What is needed → Find the word "icon" in the data. Return every line where it appears.

Data provided →
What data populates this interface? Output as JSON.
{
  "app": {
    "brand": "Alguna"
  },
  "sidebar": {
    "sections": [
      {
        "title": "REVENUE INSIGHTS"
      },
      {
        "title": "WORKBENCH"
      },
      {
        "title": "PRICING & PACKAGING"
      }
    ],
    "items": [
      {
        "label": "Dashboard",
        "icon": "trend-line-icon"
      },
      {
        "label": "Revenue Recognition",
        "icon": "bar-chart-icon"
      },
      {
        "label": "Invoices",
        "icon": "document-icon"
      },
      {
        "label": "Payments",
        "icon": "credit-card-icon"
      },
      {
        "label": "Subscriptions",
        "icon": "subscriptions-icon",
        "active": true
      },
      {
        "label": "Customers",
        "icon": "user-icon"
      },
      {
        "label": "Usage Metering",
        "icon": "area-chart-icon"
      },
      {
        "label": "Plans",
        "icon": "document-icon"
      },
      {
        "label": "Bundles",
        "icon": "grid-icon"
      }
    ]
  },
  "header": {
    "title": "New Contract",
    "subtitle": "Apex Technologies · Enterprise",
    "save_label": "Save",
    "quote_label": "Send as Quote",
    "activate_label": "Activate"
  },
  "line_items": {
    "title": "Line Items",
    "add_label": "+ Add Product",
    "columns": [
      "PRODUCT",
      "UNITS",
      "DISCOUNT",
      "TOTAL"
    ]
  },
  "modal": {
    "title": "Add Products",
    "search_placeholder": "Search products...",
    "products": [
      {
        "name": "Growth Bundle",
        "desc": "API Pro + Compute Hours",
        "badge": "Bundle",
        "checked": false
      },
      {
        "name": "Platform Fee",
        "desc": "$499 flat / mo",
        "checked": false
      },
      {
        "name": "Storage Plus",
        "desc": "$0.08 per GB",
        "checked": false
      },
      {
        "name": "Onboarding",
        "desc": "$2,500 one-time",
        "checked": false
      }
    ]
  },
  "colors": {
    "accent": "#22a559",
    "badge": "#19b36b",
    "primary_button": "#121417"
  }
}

Solution for this task →
        "icon": "trend-line-icon"
        "icon": "bar-chart-icon"
        "icon": "document-icon"
        "icon": "credit-card-icon"
        "icon": "subscriptions-icon",
        "icon": "user-icon"
        "icon": "area-chart-icon"
        "icon": "document-icon"
        "icon": "grid-icon"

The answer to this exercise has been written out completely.